Source records:
▼▼▼

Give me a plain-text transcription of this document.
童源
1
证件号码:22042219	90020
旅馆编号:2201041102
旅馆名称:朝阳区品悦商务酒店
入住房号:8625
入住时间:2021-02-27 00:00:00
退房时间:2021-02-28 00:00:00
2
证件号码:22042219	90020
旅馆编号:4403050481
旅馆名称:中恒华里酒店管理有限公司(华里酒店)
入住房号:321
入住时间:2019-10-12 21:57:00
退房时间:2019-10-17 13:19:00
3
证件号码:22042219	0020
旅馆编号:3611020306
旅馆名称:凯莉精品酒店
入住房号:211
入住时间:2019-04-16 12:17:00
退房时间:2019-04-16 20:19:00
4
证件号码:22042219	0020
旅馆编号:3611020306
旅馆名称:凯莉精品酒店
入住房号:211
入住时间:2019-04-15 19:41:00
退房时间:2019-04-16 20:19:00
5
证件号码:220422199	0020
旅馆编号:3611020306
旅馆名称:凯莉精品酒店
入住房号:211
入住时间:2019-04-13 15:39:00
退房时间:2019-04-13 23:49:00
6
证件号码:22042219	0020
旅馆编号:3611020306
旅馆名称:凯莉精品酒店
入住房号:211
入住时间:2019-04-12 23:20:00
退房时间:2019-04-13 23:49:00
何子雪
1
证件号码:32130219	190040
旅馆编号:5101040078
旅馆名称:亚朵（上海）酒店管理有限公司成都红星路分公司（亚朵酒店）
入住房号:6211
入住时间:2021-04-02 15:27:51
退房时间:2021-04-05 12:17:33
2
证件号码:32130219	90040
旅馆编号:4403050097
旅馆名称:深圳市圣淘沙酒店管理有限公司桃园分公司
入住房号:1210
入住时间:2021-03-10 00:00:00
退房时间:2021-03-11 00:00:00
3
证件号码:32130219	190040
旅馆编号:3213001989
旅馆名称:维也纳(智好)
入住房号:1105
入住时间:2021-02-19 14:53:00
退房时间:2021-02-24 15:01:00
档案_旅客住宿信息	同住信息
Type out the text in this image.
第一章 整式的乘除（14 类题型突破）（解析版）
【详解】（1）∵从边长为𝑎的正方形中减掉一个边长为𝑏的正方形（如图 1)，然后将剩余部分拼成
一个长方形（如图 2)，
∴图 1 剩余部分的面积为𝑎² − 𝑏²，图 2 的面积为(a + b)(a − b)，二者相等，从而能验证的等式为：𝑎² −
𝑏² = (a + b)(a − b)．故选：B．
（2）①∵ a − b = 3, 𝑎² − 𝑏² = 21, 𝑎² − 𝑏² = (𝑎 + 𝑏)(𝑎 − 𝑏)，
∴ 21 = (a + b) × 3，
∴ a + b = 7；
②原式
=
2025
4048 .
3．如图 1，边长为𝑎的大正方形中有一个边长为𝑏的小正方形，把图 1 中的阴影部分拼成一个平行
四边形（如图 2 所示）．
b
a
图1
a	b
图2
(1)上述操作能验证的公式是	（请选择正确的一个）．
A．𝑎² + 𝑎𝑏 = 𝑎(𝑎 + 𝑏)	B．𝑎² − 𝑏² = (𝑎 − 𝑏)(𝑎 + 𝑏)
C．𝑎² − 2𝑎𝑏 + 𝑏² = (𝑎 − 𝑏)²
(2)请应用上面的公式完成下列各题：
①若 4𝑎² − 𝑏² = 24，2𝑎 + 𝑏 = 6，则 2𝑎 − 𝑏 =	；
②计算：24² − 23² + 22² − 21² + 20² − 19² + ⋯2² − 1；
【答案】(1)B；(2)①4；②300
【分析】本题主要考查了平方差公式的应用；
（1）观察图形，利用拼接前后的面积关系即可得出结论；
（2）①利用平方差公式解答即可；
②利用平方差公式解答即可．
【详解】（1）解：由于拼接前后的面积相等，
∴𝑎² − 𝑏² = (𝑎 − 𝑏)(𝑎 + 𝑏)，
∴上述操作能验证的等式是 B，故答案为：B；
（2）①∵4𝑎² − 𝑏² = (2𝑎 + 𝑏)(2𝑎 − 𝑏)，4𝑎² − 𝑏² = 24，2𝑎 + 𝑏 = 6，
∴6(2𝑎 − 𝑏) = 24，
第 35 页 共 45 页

▲▲▲

Write out every entry above, word for word.

Give me a plain-text transcription of this document.
童源
1
证件号码:22042219	90020
旅馆编号:2201041102
旅馆名称:朝阳区品悦商务酒店
入住房号:8625
入住时间:2021-02-27 00:00:00
退房时间:2021-02-28 00:00:00
2
证件号码:22042219	90020
旅馆编号:4403050481
旅馆名称:中恒华里酒店管理有限公司(华里酒店)
入住房号:321
入住时间:2019-10-12 21:57:00
退房时间:2019-10-17 13:19:00
3
证件号码:22042219	0020
旅馆编号:3611020306
旅馆名称:凯莉精品酒店
入住房号:211
入住时间:2019-04-16 12:17:00
退房时间:2019-04-16 20:19:00
4
证件号码:22042219	0020
旅馆编号:3611020306
旅馆名称:凯莉精品酒店
入住房号:211
入住时间:2019-04-15 19:41:00
退房时间:2019-04-16 20:19:00
5
证件号码:220422199	0020
旅馆编号:3611020306
旅馆名称:凯莉精品酒店
入住房号:211
入住时间:2019-04-13 15:39:00
退房时间:2019-04-13 23:49:00
6
证件号码:22042219	0020
旅馆编号:3611020306
旅馆名称:凯莉精品酒店
入住房号:211
入住时间:2019-04-12 23:20:00
退房时间:2019-04-13 23:49:00
何子雪
1
证件号码:32130219	190040
旅馆编号:5101040078
旅馆名称:亚朵（上海）酒店管理有限公司成都红星路分公司（亚朵酒店）
入住房号:6211
入住时间:2021-04-02 15:27:51
退房时间:2021-04-05 12:17:33
2
证件号码:32130219	90040
旅馆编号:4403050097
旅馆名称:深圳市圣淘沙酒店管理有限公司桃园分公司
入住房号:1210
入住时间:2021-03-10 00:00:00
退房时间:2021-03-11 00:00:00
3
证件号码:32130219	190040
旅馆编号:3213001989
旅馆名称:维也纳(智好)
入住房号:1105
入住时间:2021-02-19 14:53:00
退房时间:2021-02-24 15:01:00
档案_旅客住宿信息	同住信息
Type out the text in this image.
第一章 整式的乘除（14 类题型突破）（解析版）
【详解】（1）∵从边长为𝑎的正方形中减掉一个边长为𝑏的正方形（如图 1)，然后将剩余部分拼成
一个长方形（如图 2)，
∴图 1 剩余部分的面积为𝑎² − 𝑏²，图 2 的面积为(a + b)(a − b)，二者相等，从而能验证的等式为：𝑎² −
𝑏² = (a + b)(a − b)．故选：B．
（2）①∵ a − b = 3, 𝑎² − 𝑏² = 21, 𝑎² − 𝑏² = (𝑎 + 𝑏)(𝑎 − 𝑏)，
∴ 21 = (a + b) × 3，
∴ a + b = 7；
②原式
=
2025
4048 .
3．如图 1，边长为𝑎的大正方形中有一个边长为𝑏的小正方形，把图 1 中的阴影部分拼成一个平行
四边形（如图 2 所示）．
b
a
图1
a	b
图2
(1)上述操作能验证的公式是	（请选择正确的一个）．
A．𝑎² + 𝑎𝑏 = 𝑎(𝑎 + 𝑏)	B．𝑎² − 𝑏² = (𝑎 − 𝑏)(𝑎 + 𝑏)
C．𝑎² − 2𝑎𝑏 + 𝑏² = (𝑎 − 𝑏)²
(2)请应用上面的公式完成下列各题：
①若 4𝑎² − 𝑏² = 24，2𝑎 + 𝑏 = 6，则 2𝑎 − 𝑏 =	；
②计算：24² − 23² + 22² − 21² + 20² − 19² + ⋯2² − 1；
【答案】(1)B；(2)①4；②300
【分析】本题主要考查了平方差公式的应用；
（1）观察图形，利用拼接前后的面积关系即可得出结论；
（2）①利用平方差公式解答即可；
②利用平方差公式解答即可．
【详解】（1）解：由于拼接前后的面积相等，
∴𝑎² − 𝑏² = (𝑎 − 𝑏)(𝑎 + 𝑏)，
∴上述操作能验证的等式是 B，故答案为：B；
（2）①∵4𝑎² − 𝑏² = (2𝑎 + 𝑏)(2𝑎 − 𝑏)，4𝑎² − 𝑏² = 24，2𝑎 + 𝑏 = 6，
∴6(2𝑎 − 𝑏) = 24，
第 35 页 共 45 页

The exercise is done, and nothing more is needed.